### Data supplied:

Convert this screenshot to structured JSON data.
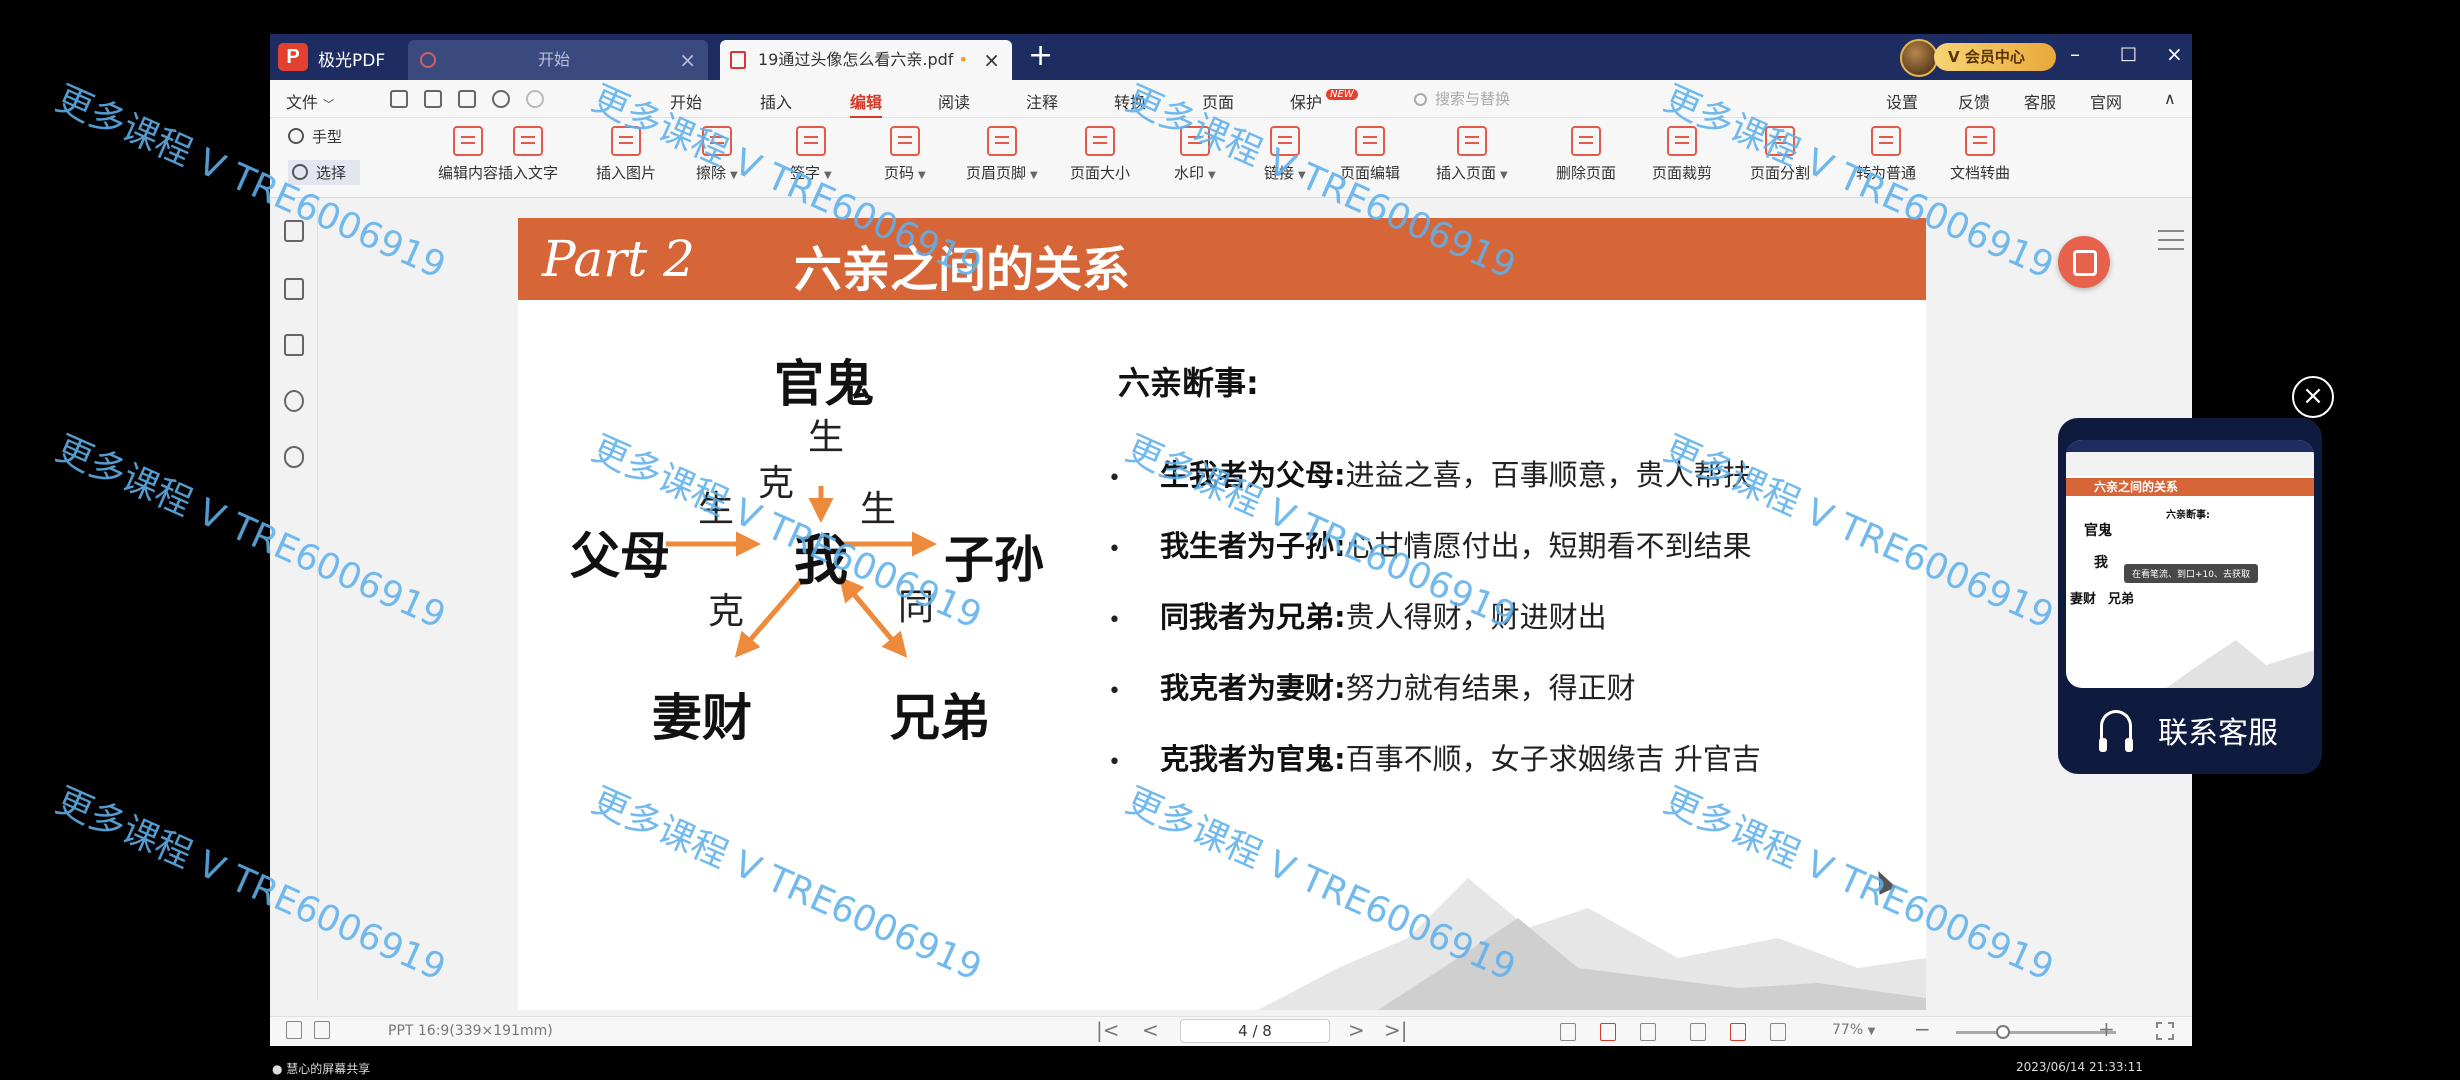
{
  "titlebar": {
    "app_name": "极光PDF",
    "tabs": [
      {
        "label": "开始",
        "close": "×"
      },
      {
        "label": "19通过头像怎么看六亲.pdf",
        "modified": "•",
        "close": "×"
      }
    ],
    "new_tab": "+",
    "vip_label": "V 会员中心",
    "window_controls": [
      "–",
      "□",
      "×"
    ]
  },
  "menubar": {
    "file": "文件",
    "items": [
      "开始",
      "插入",
      "编辑",
      "阅读",
      "注释",
      "转换",
      "页面",
      "保护"
    ],
    "active": "编辑",
    "new_badge": "NEW",
    "search_placeholder": "搜索与替换",
    "right_items": [
      "设置",
      "反馈",
      "客服",
      "官网"
    ],
    "collapse": "∧"
  },
  "toolbar": {
    "mode_hand": "手型",
    "mode_select": "选择",
    "tools": [
      {
        "label": "编辑内容",
        "caret": false
      },
      {
        "label": "插入文字",
        "caret": false
      },
      {
        "label": "插入图片",
        "caret": false
      },
      {
        "label": "擦除",
        "caret": true
      },
      {
        "label": "签字",
        "caret": true
      },
      {
        "label": "页码",
        "caret": true
      },
      {
        "label": "页眉页脚",
        "caret": true
      },
      {
        "label": "页面大小",
        "caret": false
      },
      {
        "label": "水印",
        "caret": true
      },
      {
        "label": "链接",
        "caret": true
      },
      {
        "label": "页面编辑",
        "caret": false
      },
      {
        "label": "插入页面",
        "caret": true
      },
      {
        "label": "删除页面",
        "caret": false
      },
      {
        "label": "页面裁剪",
        "caret": false
      },
      {
        "label": "页面分割",
        "caret": false
      },
      {
        "label": "转为普通",
        "caret": false
      },
      {
        "label": "文档转曲",
        "caret": false
      }
    ]
  },
  "slide": {
    "part": "Part 2",
    "title": "六亲之间的关系",
    "diagram": {
      "top": "官鬼",
      "left": "父母",
      "center": "我",
      "right": "子孙",
      "bottom_left": "妻财",
      "bottom_right": "兄弟",
      "rel_top_sheng": "生",
      "rel_top_ke": "克",
      "rel_left_sheng": "生",
      "rel_right_sheng": "生",
      "rel_bl_ke": "克",
      "rel_br_tong": "同"
    },
    "right_heading": "六亲断事:",
    "rules": [
      {
        "bullet": "•",
        "term": "生我者为父母:",
        "desc": "进益之喜，百事顺意，贵人帮扶"
      },
      {
        "bullet": "•",
        "term": "我生者为子孙:",
        "desc": "心甘情愿付出，短期看不到结果"
      },
      {
        "bullet": "•",
        "term": "同我者为兄弟:",
        "desc": "贵人得财，财进财出"
      },
      {
        "bullet": "•",
        "term": "我克者为妻财:",
        "desc": "努力就有结果，得正财"
      },
      {
        "bullet": "•",
        "term": "克我者为官鬼:",
        "desc": "百事不顺，女子求姻缘吉  升官吉"
      }
    ]
  },
  "statusbar": {
    "page_size": "PPT 16:9(339×191mm)",
    "page_indicator": "4 / 8",
    "nav": [
      "|<",
      "<",
      ">",
      ">|"
    ],
    "zoom": "77%",
    "zoom_minus": "−",
    "zoom_plus": "+"
  },
  "watermark": "更多课程 V TRE6006919",
  "cs_widget": {
    "label": "联系客服",
    "close": "×",
    "preview_title": "六亲之间的关系",
    "preview_heading": "六亲断事:",
    "preview_toast": "在看笔流、到口+10、去获取"
  },
  "taskbar": {
    "left": "慧心的屏幕共享",
    "right": "2023/06/14 21:33:11"
  },
  "colors": {
    "titlebar": "#1d2d62",
    "accent": "#d23c2a",
    "slide_header": "#d66538",
    "arrow": "#ee8a3c",
    "watermark": "#5eb0ea",
    "widget": "#0e1b3e"
  }
}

### Work instructions:
Keep the pictures out of the copy and write out the data exactly as it stands.

### Full solution:
Convert this screenshot to structured JSON data.
{
  "titlebar": {
    "app_name": "极光PDF",
    "tabs": [
      {
        "label": "开始",
        "close": "×"
      },
      {
        "label": "19通过头像怎么看六亲.pdf",
        "modified": "•",
        "close": "×"
      }
    ],
    "new_tab": "+",
    "vip_label": "V 会员中心",
    "window_controls": [
      "–",
      "□",
      "×"
    ]
  },
  "menubar": {
    "file": "文件",
    "items": [
      "开始",
      "插入",
      "编辑",
      "阅读",
      "注释",
      "转换",
      "页面",
      "保护"
    ],
    "active": "编辑",
    "new_badge": "NEW",
    "search_placeholder": "搜索与替换",
    "right_items": [
      "设置",
      "反馈",
      "客服",
      "官网"
    ],
    "collapse": "∧"
  },
  "toolbar": {
    "mode_hand": "手型",
    "mode_select": "选择",
    "tools": [
      {
        "label": "编辑内容",
        "caret": false
      },
      {
        "label": "插入文字",
        "caret": false
      },
      {
        "label": "插入图片",
        "caret": false
      },
      {
        "label": "擦除",
        "caret": true
      },
      {
        "label": "签字",
        "caret": true
      },
      {
        "label": "页码",
        "caret": true
      },
      {
        "label": "页眉页脚",
        "caret": true
      },
      {
        "label": "页面大小",
        "caret": false
      },
      {
        "label": "水印",
        "caret": true
      },
      {
        "label": "链接",
        "caret": true
      },
      {
        "label": "页面编辑",
        "caret": false
      },
      {
        "label": "插入页面",
        "caret": true
      },
      {
        "label": "删除页面",
        "caret": false
      },
      {
        "label": "页面裁剪",
        "caret": false
      },
      {
        "label": "页面分割",
        "caret": false
      },
      {
        "label": "转为普通",
        "caret": false
      },
      {
        "label": "文档转曲",
        "caret": false
      }
    ]
  },
  "slide": {
    "part": "Part 2",
    "title": "六亲之间的关系",
    "diagram": {
      "top": "官鬼",
      "left": "父母",
      "center": "我",
      "right": "子孙",
      "bottom_left": "妻财",
      "bottom_right": "兄弟",
      "rel_top_sheng": "生",
      "rel_top_ke": "克",
      "rel_left_sheng": "生",
      "rel_right_sheng": "生",
      "rel_bl_ke": "克",
      "rel_br_tong": "同"
    },
    "right_heading": "六亲断事:",
    "rules": [
      {
        "bullet": "•",
        "term": "生我者为父母:",
        "desc": "进益之喜，百事顺意，贵人帮扶"
      },
      {
        "bullet": "•",
        "term": "我生者为子孙:",
        "desc": "心甘情愿付出，短期看不到结果"
      },
      {
        "bullet": "•",
        "term": "同我者为兄弟:",
        "desc": "贵人得财，财进财出"
      },
      {
        "bullet": "•",
        "term": "我克者为妻财:",
        "desc": "努力就有结果，得正财"
      },
      {
        "bullet": "•",
        "term": "克我者为官鬼:",
        "desc": "百事不顺，女子求姻缘吉  升官吉"
      }
    ]
  },
  "statusbar": {
    "page_size": "PPT 16:9(339×191mm)",
    "page_indicator": "4 / 8",
    "nav": [
      "|<",
      "<",
      ">",
      ">|"
    ],
    "zoom": "77%",
    "zoom_minus": "−",
    "zoom_plus": "+"
  },
  "watermark": "更多课程 V TRE6006919",
  "cs_widget": {
    "label": "联系客服",
    "close": "×",
    "preview_title": "六亲之间的关系",
    "preview_heading": "六亲断事:",
    "preview_toast": "在看笔流、到口+10、去获取"
  },
  "taskbar": {
    "left": "慧心的屏幕共享",
    "right": "2023/06/14 21:33:11"
  },
  "colors": {
    "titlebar": "#1d2d62",
    "accent": "#d23c2a",
    "slide_header": "#d66538",
    "arrow": "#ee8a3c",
    "watermark": "#5eb0ea",
    "widget": "#0e1b3e"
  }
}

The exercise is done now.